### DATA LISTING ###

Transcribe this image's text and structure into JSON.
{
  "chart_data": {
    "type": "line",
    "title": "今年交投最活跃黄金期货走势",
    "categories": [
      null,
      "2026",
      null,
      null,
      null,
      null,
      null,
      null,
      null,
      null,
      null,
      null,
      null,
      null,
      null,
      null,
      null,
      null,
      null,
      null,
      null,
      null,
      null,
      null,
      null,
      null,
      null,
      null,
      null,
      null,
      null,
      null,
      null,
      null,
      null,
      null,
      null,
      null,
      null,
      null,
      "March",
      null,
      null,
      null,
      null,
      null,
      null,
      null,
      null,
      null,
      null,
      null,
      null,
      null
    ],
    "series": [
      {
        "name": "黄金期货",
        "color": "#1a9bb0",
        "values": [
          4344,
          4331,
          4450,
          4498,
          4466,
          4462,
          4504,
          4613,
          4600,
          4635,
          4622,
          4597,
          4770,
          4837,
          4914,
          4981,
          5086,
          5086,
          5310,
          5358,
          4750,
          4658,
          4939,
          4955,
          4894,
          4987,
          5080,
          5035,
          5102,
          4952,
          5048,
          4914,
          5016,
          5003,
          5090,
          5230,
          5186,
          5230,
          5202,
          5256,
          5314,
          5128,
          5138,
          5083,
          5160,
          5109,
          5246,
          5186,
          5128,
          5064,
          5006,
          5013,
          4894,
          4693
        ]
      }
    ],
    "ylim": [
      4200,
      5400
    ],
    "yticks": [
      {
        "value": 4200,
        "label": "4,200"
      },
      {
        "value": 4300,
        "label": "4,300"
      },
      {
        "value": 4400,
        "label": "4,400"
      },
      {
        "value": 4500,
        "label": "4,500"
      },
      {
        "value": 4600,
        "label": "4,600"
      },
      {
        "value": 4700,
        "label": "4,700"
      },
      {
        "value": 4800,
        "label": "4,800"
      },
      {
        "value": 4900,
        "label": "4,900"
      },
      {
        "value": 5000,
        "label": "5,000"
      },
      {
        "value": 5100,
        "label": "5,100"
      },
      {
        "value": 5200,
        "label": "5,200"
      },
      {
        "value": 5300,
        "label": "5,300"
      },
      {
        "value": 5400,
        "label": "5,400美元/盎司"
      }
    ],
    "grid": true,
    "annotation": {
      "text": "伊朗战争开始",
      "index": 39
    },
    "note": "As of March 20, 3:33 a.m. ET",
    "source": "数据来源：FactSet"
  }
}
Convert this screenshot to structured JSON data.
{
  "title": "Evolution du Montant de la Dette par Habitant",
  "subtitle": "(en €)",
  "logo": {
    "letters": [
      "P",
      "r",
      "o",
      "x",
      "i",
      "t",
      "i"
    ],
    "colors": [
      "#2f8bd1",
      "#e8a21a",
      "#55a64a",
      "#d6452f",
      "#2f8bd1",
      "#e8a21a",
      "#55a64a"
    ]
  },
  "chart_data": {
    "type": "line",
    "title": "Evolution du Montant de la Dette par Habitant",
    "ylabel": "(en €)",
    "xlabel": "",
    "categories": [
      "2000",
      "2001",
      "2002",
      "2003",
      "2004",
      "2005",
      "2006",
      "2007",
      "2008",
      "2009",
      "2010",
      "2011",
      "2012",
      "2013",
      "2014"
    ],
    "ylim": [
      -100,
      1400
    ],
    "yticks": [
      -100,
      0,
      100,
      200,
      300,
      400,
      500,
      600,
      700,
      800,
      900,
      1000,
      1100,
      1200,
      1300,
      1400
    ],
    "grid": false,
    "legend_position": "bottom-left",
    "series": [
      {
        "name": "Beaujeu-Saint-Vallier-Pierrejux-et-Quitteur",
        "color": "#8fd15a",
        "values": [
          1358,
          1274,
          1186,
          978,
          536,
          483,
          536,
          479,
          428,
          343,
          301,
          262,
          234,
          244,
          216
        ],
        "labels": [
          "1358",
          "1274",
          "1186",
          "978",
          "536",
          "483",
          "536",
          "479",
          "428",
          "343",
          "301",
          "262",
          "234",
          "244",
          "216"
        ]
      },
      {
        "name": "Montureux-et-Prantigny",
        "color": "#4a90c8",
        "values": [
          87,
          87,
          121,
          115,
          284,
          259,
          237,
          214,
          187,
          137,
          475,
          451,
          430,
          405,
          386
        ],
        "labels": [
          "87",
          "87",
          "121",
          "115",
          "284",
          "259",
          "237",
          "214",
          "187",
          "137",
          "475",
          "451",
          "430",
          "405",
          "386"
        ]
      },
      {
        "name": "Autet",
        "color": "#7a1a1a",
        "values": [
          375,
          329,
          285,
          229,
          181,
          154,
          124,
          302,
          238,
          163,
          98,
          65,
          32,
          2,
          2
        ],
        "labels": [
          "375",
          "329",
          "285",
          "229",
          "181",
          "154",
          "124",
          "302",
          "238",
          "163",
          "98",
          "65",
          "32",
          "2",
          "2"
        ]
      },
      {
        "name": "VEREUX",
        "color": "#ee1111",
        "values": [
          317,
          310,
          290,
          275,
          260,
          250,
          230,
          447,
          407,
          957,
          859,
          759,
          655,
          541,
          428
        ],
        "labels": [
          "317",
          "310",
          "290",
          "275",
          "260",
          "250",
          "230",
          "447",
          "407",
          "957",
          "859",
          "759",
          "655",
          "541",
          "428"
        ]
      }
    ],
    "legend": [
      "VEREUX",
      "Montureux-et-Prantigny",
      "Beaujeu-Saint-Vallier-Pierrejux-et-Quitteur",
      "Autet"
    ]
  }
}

###

◆ TASK INSTRUCTIONS: All of the lines above need to be given again exactly.

◆ OUTPUT OF THE TASK:
Transcribe this image's text and structure into JSON.
{
  "chart_data": {
    "type": "line",
    "title": "今年交投最活跃黄金期货走势",
    "categories": [
      null,
      "2026",
      null,
      null,
      null,
      null,
      null,
      null,
      null,
      null,
      null,
      null,
      null,
      null,
      null,
      null,
      null,
      null,
      null,
      null,
      null,
      null,
      null,
      null,
      null,
      null,
      null,
      null,
      null,
      null,
      null,
      null,
      null,
      null,
      null,
      null,
      null,
      null,
      null,
      null,
      "March",
      null,
      null,
      null,
      null,
      null,
      null,
      null,
      null,
      null,
      null,
      null,
      null,
      null
    ],
    "series": [
      {
        "name": "黄金期货",
        "color": "#1a9bb0",
        "values": [
          4344,
          4331,
          4450,
          4498,
          4466,
          4462,
          4504,
          4613,
          4600,
          4635,
          4622,
          4597,
          4770,
          4837,
          4914,
          4981,
          5086,
          5086,
          5310,
          5358,
          4750,
          4658,
          4939,
          4955,
          4894,
          4987,
          5080,
          5035,
          5102,
          4952,
          5048,
          4914,
          5016,
          5003,
          5090,
          5230,
          5186,
          5230,
          5202,
          5256,
          5314,
          5128,
          5138,
          5083,
          5160,
          5109,
          5246,
          5186,
          5128,
          5064,
          5006,
          5013,
          4894,
          4693
        ]
      }
    ],
    "ylim": [
      4200,
      5400
    ],
    "yticks": [
      {
        "value": 4200,
        "label": "4,200"
      },
      {
        "value": 4300,
        "label": "4,300"
      },
      {
        "value": 4400,
        "label": "4,400"
      },
      {
        "value": 4500,
        "label": "4,500"
      },
      {
        "value": 4600,
        "label": "4,600"
      },
      {
        "value": 4700,
        "label": "4,700"
      },
      {
        "value": 4800,
        "label": "4,800"
      },
      {
        "value": 4900,
        "label": "4,900"
      },
      {
        "value": 5000,
        "label": "5,000"
      },
      {
        "value": 5100,
        "label": "5,100"
      },
      {
        "value": 5200,
        "label": "5,200"
      },
      {
        "value": 5300,
        "label": "5,300"
      },
      {
        "value": 5400,
        "label": "5,400美元/盎司"
      }
    ],
    "grid": true,
    "annotation": {
      "text": "伊朗战争开始",
      "index": 39
    },
    "note": "As of March 20, 3:33 a.m. ET",
    "source": "数据来源：FactSet"
  }
}
Convert this screenshot to structured JSON data.
{
  "title": "Evolution du Montant de la Dette par Habitant",
  "subtitle": "(en €)",
  "logo": {
    "letters": [
      "P",
      "r",
      "o",
      "x",
      "i",
      "t",
      "i"
    ],
    "colors": [
      "#2f8bd1",
      "#e8a21a",
      "#55a64a",
      "#d6452f",
      "#2f8bd1",
      "#e8a21a",
      "#55a64a"
    ]
  },
  "chart_data": {
    "type": "line",
    "title": "Evolution du Montant de la Dette par Habitant",
    "ylabel": "(en €)",
    "xlabel": "",
    "categories": [
      "2000",
      "2001",
      "2002",
      "2003",
      "2004",
      "2005",
      "2006",
      "2007",
      "2008",
      "2009",
      "2010",
      "2011",
      "2012",
      "2013",
      "2014"
    ],
    "ylim": [
      -100,
      1400
    ],
    "yticks": [
      -100,
      0,
      100,
      200,
      300,
      400,
      500,
      600,
      700,
      800,
      900,
      1000,
      1100,
      1200,
      1300,
      1400
    ],
    "grid": false,
    "legend_position": "bottom-left",
    "series": [
      {
        "name": "Beaujeu-Saint-Vallier-Pierrejux-et-Quitteur",
        "color": "#8fd15a",
        "values": [
          1358,
          1274,
          1186,
          978,
          536,
          483,
          536,
          479,
          428,
          343,
          301,
          262,
          234,
          244,
          216
        ],
        "labels": [
          "1358",
          "1274",
          "1186",
          "978",
          "536",
          "483",
          "536",
          "479",
          "428",
          "343",
          "301",
          "262",
          "234",
          "244",
          "216"
        ]
      },
      {
        "name": "Montureux-et-Prantigny",
        "color": "#4a90c8",
        "values": [
          87,
          87,
          121,
          115,
          284,
          259,
          237,
          214,
          187,
          137,
          475,
          451,
          430,
          405,
          386
        ],
        "labels": [
          "87",
          "87",
          "121",
          "115",
          "284",
          "259",
          "237",
          "214",
          "187",
          "137",
          "475",
          "451",
          "430",
          "405",
          "386"
        ]
      },
      {
        "name": "Autet",
        "color": "#7a1a1a",
        "values": [
          375,
          329,
          285,
          229,
          181,
          154,
          124,
          302,
          238,
          163,
          98,
          65,
          32,
          2,
          2
        ],
        "labels": [
          "375",
          "329",
          "285",
          "229",
          "181",
          "154",
          "124",
          "302",
          "238",
          "163",
          "98",
          "65",
          "32",
          "2",
          "2"
        ]
      },
      {
        "name": "VEREUX",
        "color": "#ee1111",
        "values": [
          317,
          310,
          290,
          275,
          260,
          250,
          230,
          447,
          407,
          957,
          859,
          759,
          655,
          541,
          428
        ],
        "labels": [
          "317",
          "310",
          "290",
          "275",
          "260",
          "250",
          "230",
          "447",
          "407",
          "957",
          "859",
          "759",
          "655",
          "541",
          "428"
        ]
      }
    ],
    "legend": [
      "VEREUX",
      "Montureux-et-Prantigny",
      "Beaujeu-Saint-Vallier-Pierrejux-et-Quitteur",
      "Autet"
    ]
  }
}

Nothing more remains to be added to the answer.